Task description – Count every line where "Norwegian" occurs. Give the total alone.

Data records
□ □ □ □
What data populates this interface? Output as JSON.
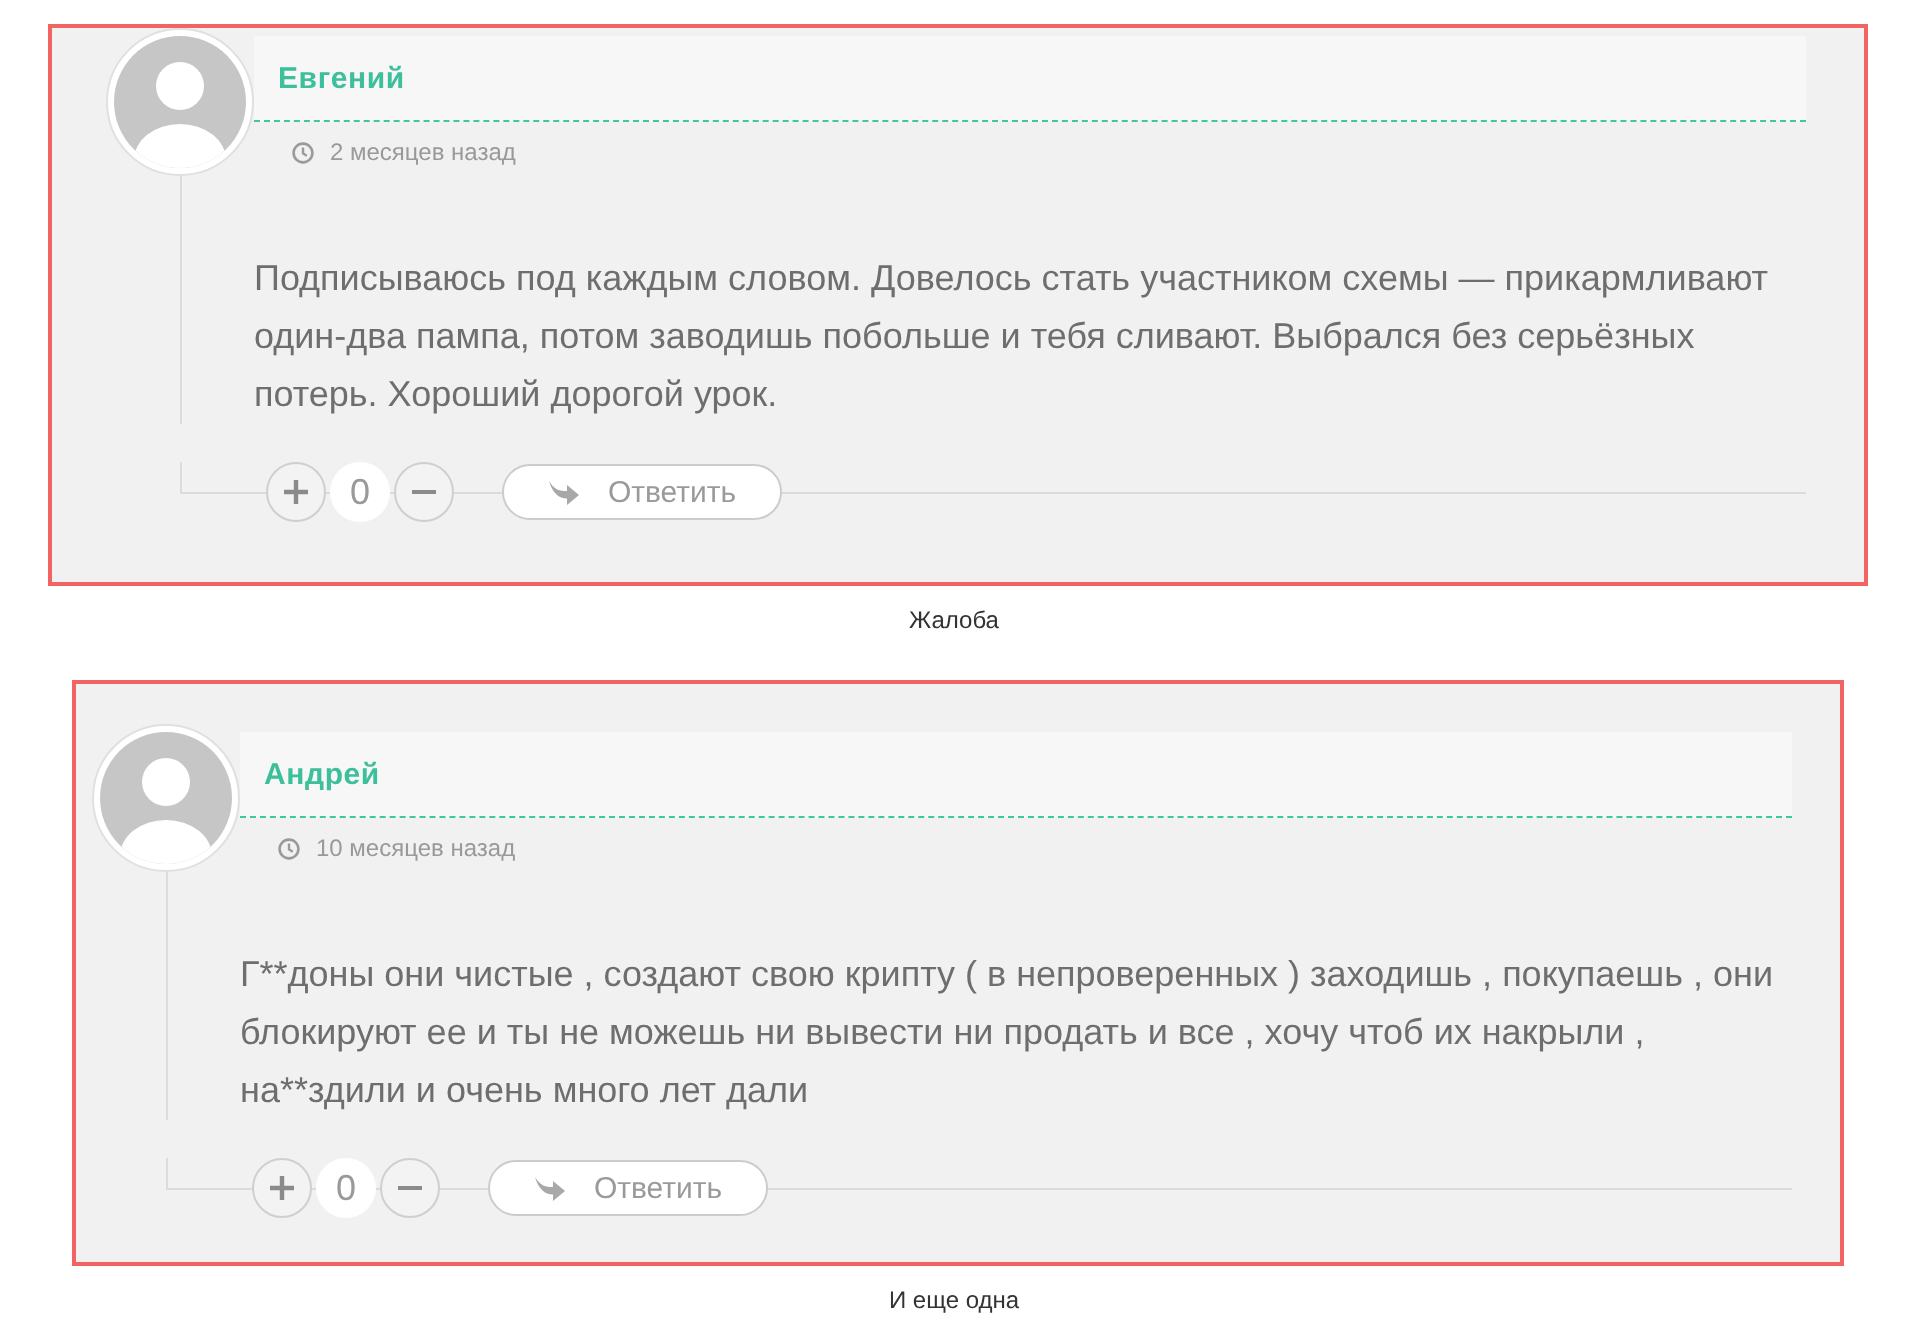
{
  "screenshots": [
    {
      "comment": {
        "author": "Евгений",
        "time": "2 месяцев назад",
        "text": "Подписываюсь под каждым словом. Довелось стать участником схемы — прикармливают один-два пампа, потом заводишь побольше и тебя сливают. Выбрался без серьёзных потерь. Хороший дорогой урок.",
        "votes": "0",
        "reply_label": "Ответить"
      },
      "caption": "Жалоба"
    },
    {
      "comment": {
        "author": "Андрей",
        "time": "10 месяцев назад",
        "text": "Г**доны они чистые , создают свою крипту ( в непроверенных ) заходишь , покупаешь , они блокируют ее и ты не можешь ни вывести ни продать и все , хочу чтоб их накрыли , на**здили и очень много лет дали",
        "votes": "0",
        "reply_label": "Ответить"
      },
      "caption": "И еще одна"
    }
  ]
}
□ □ □ □
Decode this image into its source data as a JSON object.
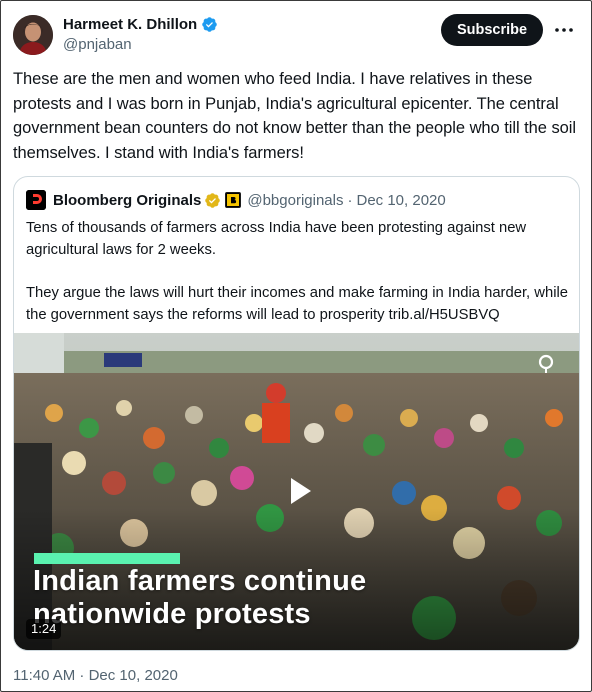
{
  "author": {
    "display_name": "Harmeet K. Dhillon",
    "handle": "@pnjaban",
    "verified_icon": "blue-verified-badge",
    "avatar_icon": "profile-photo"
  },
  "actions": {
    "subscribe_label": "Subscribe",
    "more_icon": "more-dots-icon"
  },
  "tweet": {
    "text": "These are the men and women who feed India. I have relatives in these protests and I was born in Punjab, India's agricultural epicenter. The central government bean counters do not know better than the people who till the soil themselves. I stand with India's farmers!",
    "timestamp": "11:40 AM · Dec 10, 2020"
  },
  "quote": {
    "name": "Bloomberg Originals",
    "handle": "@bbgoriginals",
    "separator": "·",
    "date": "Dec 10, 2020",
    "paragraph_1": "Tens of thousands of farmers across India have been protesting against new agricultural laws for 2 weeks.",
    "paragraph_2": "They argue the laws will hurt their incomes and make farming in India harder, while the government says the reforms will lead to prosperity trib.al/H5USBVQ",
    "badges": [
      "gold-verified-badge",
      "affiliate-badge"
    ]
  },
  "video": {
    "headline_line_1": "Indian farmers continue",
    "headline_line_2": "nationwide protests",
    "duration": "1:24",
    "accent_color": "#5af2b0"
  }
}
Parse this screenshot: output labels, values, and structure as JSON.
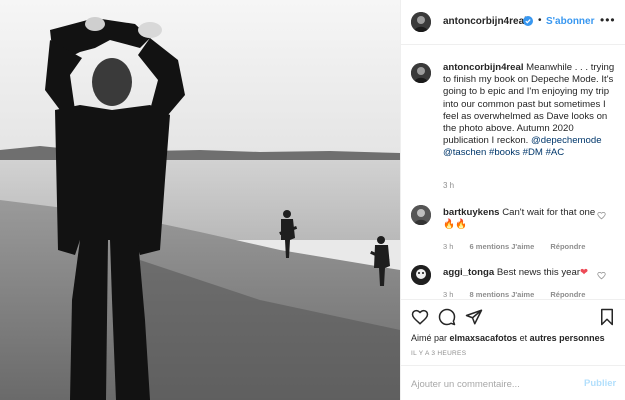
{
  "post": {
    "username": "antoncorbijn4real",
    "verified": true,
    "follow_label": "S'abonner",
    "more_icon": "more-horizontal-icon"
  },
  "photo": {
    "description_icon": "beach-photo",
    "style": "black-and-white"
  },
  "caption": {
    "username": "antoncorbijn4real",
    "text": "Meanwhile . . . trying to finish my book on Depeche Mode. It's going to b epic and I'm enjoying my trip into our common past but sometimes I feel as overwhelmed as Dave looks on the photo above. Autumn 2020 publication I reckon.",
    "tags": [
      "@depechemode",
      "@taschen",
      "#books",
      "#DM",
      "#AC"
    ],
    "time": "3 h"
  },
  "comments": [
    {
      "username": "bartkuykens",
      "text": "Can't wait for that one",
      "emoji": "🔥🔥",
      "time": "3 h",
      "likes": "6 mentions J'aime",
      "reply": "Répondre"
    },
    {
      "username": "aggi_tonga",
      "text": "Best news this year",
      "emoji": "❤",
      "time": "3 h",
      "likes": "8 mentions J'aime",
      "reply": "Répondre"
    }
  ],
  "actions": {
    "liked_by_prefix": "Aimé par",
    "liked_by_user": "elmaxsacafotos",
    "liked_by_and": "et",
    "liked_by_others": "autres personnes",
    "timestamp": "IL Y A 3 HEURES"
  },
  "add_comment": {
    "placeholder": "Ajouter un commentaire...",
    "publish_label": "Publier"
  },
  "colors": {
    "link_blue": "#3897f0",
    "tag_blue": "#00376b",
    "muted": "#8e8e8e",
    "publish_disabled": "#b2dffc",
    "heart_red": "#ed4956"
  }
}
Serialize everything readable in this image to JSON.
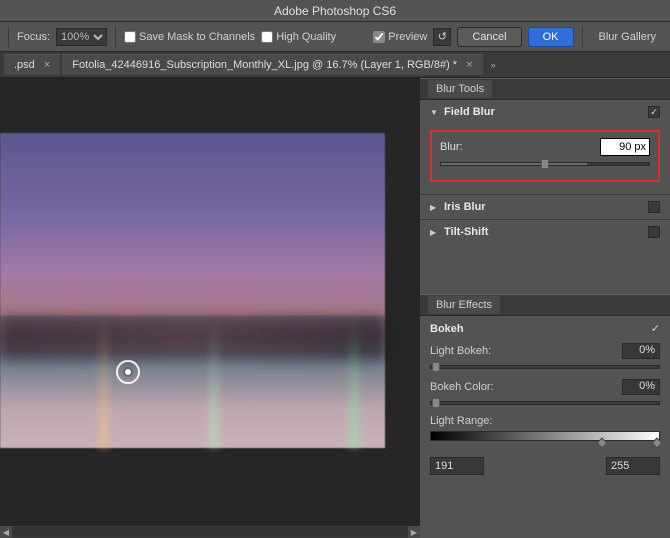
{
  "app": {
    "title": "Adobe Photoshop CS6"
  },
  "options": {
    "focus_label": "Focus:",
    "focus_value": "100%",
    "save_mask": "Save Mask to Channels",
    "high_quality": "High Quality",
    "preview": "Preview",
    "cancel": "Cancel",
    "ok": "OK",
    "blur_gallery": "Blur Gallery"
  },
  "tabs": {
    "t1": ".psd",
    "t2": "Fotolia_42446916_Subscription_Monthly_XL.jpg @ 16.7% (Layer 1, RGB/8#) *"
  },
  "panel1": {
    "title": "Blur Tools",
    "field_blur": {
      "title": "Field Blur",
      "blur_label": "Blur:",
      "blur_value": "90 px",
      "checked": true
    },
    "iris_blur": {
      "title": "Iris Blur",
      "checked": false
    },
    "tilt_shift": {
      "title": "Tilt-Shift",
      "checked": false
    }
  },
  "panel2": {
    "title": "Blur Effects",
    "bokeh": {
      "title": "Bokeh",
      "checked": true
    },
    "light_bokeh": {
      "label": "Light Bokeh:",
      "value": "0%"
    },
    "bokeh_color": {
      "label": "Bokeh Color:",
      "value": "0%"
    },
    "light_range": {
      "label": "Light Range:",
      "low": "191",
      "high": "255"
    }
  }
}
□ □ □ □
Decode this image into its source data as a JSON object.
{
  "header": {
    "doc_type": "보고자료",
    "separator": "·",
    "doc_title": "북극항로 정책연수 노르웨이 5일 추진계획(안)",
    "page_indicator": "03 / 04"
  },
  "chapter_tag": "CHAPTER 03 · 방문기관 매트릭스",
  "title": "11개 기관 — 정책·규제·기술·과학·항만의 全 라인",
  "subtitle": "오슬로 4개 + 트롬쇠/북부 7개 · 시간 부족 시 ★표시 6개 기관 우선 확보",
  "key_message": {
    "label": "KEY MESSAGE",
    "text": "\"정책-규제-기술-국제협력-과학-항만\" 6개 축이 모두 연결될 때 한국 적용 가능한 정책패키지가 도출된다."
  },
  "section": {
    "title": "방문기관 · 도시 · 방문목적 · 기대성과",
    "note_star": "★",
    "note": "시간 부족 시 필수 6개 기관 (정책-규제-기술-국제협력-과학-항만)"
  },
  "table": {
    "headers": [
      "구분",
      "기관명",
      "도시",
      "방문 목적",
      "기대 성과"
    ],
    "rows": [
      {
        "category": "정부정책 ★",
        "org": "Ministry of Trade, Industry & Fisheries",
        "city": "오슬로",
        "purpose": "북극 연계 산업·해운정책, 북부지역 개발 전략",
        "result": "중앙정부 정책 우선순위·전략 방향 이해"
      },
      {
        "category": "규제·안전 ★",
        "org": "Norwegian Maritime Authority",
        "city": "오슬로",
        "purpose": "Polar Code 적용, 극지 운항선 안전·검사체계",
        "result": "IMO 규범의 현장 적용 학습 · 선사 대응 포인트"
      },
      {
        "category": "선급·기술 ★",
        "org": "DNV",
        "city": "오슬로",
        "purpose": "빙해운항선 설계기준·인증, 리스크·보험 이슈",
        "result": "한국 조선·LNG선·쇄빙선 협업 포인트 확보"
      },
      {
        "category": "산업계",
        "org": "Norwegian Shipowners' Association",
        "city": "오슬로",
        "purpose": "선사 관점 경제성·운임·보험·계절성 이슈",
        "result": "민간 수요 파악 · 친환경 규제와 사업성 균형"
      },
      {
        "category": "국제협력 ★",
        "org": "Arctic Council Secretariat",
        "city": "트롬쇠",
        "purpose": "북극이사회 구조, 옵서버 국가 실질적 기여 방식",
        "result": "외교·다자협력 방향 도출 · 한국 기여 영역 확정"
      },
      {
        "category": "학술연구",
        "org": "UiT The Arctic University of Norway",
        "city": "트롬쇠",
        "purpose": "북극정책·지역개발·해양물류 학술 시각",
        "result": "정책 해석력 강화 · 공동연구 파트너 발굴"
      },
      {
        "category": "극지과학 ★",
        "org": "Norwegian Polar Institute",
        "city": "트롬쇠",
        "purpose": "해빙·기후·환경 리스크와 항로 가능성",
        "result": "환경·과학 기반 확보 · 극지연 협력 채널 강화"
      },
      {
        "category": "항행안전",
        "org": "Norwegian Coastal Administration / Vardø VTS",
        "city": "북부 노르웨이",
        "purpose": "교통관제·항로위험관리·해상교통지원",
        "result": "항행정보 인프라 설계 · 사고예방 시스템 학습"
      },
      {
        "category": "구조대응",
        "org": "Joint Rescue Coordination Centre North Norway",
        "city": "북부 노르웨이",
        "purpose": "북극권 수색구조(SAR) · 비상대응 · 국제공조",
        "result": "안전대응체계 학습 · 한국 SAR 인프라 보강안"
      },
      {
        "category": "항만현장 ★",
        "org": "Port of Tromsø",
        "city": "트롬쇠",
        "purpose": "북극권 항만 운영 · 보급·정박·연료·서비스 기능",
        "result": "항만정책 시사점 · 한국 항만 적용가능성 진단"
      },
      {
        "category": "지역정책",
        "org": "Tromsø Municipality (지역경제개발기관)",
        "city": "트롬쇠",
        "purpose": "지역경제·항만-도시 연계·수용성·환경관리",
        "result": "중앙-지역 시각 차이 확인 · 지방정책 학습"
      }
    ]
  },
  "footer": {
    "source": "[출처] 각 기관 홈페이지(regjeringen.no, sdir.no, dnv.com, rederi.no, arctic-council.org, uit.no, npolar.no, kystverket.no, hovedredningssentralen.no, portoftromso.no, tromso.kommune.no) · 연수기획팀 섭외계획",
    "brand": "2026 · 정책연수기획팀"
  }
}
□ □ □ □
Result below – 4